- Work to do
Check each line of the material. Copy those containing "размерности".

- Input material
==================================================

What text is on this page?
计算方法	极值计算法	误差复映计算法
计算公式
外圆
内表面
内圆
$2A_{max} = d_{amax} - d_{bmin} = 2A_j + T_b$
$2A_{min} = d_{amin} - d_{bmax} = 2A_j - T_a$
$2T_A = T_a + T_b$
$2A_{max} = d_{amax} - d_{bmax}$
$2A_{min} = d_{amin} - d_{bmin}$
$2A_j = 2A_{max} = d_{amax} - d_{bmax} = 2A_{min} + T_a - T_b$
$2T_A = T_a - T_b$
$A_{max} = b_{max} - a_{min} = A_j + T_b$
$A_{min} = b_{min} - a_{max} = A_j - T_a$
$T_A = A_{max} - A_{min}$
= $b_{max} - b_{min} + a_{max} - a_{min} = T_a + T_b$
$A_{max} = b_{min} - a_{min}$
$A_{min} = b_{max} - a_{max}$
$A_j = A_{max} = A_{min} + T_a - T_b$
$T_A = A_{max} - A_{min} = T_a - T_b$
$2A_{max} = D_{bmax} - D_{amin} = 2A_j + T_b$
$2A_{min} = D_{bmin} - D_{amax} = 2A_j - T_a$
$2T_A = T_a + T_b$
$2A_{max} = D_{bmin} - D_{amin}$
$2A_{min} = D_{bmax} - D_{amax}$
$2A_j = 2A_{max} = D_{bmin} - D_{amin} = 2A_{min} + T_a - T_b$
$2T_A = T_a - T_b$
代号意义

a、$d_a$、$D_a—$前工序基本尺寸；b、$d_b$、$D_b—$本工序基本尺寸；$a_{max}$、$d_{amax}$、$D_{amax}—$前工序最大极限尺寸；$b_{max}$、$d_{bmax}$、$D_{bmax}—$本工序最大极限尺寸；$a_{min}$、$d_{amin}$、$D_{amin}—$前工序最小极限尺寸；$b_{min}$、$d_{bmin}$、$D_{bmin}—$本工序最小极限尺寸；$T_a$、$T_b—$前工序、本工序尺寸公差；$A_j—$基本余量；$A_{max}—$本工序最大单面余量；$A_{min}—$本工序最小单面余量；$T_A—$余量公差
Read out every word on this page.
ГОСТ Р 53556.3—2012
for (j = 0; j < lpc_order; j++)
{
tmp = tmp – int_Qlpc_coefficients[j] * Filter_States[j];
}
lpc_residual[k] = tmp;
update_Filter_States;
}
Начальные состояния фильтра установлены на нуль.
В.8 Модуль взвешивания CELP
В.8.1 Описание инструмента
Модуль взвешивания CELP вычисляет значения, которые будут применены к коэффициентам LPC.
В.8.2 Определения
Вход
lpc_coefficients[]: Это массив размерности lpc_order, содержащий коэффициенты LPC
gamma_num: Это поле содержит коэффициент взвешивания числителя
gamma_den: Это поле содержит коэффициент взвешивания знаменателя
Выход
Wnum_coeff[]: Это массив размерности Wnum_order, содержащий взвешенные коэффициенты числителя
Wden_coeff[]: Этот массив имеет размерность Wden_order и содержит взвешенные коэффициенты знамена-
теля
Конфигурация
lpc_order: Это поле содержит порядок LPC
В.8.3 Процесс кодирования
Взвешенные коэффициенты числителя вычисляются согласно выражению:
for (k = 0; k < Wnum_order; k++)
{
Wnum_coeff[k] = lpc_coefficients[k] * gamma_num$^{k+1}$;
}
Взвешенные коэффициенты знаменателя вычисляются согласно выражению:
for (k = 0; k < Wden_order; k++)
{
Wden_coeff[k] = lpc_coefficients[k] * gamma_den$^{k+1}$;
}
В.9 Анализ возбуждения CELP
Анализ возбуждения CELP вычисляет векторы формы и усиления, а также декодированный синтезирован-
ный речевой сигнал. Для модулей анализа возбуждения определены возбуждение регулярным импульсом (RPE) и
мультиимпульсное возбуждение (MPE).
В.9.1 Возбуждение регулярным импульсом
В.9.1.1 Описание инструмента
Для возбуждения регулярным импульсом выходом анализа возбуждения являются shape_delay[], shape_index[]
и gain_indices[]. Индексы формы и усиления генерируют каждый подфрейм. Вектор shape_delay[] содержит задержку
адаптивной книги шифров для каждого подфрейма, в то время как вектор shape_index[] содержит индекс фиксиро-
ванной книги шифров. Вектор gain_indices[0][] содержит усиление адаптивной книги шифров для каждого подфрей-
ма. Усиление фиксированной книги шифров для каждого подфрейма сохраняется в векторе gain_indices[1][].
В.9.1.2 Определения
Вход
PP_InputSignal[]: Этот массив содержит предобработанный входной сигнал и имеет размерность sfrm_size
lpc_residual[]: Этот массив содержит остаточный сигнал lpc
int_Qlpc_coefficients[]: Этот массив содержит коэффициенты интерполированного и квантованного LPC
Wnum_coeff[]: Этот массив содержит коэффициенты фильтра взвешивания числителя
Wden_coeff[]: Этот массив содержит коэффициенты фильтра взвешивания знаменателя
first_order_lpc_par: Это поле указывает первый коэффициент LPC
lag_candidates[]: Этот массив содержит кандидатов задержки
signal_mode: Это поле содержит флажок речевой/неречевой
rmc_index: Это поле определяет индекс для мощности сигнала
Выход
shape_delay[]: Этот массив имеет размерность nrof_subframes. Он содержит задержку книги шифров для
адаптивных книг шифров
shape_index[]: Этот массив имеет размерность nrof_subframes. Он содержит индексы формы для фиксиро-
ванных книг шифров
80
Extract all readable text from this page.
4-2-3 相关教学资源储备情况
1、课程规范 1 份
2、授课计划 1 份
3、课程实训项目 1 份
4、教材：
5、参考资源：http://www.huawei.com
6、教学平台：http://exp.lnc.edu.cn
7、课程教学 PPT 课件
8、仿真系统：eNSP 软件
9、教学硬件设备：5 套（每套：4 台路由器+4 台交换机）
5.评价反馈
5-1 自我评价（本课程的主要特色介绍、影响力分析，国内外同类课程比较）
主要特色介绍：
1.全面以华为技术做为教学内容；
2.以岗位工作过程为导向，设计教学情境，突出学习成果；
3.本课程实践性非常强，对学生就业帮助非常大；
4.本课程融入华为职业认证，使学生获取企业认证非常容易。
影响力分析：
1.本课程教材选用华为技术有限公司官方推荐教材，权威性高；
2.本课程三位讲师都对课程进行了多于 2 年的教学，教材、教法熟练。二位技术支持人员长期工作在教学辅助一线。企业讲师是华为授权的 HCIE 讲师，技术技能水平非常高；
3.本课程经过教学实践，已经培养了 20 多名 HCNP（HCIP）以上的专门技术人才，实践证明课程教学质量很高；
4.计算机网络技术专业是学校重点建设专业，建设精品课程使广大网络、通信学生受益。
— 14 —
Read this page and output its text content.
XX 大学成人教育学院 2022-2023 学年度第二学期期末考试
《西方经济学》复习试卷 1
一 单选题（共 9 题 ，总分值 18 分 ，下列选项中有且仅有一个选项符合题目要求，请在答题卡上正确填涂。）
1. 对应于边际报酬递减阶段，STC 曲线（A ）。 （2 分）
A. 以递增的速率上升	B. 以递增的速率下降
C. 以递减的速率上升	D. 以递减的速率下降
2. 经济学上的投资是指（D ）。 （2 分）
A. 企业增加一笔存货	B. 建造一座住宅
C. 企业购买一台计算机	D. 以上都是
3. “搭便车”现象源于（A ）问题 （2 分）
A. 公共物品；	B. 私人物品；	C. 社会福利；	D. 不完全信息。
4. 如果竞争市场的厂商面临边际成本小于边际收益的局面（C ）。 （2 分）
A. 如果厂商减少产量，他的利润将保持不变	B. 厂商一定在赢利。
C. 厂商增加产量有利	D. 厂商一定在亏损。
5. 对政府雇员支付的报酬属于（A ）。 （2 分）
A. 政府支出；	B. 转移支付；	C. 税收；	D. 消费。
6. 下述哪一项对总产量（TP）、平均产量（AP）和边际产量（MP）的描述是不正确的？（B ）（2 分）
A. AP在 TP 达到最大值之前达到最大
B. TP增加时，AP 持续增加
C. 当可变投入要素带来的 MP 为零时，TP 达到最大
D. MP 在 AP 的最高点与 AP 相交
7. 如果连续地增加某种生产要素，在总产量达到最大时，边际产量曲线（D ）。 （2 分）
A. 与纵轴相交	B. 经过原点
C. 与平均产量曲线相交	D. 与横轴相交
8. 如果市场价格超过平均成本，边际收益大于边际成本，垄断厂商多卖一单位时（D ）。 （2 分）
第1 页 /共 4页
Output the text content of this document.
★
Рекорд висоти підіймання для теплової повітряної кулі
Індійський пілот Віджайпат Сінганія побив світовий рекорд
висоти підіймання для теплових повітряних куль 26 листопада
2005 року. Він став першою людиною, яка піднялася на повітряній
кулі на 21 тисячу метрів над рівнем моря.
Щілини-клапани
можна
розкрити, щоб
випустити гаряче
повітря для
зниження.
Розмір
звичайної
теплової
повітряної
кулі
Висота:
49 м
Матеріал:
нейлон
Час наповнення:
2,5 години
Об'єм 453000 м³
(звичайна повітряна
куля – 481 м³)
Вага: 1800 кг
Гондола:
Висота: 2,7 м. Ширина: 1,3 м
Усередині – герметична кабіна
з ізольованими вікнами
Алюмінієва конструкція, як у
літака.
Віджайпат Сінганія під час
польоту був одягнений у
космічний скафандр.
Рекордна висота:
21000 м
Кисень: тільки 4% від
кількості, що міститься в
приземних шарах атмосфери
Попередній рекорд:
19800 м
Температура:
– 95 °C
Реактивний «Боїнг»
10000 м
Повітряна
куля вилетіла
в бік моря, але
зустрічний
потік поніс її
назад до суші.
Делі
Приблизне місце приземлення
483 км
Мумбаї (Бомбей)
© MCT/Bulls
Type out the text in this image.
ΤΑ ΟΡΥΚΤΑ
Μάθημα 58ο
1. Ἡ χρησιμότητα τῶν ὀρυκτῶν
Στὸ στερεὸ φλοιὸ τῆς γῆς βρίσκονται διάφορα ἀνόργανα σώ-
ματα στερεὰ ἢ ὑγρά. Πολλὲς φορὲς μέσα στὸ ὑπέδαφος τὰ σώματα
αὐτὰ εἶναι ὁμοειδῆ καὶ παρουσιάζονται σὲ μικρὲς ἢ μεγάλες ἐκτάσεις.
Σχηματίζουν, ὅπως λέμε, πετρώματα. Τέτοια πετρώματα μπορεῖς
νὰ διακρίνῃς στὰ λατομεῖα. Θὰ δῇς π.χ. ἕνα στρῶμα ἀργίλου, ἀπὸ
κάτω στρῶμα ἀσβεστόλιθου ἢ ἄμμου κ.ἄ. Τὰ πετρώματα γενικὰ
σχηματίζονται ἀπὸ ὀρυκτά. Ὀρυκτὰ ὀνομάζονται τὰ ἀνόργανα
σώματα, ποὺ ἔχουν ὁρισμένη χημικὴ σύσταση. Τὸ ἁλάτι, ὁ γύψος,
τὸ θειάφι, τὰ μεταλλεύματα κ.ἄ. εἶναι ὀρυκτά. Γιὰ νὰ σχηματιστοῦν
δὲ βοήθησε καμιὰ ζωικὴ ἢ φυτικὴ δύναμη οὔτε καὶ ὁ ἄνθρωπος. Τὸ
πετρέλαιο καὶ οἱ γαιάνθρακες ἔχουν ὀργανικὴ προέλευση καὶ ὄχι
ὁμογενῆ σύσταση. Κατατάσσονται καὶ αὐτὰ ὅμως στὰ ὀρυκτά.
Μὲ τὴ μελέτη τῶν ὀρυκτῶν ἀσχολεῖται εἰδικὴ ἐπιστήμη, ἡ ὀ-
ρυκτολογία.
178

==================================================

- Expected output
lpc_coefficients[]: Это массив размерности lpc_order, содержащий коэффициенты LPC
Wnum_coeff[]: Это массив размерности Wnum_order, содержащий взвешенные коэффициенты числителя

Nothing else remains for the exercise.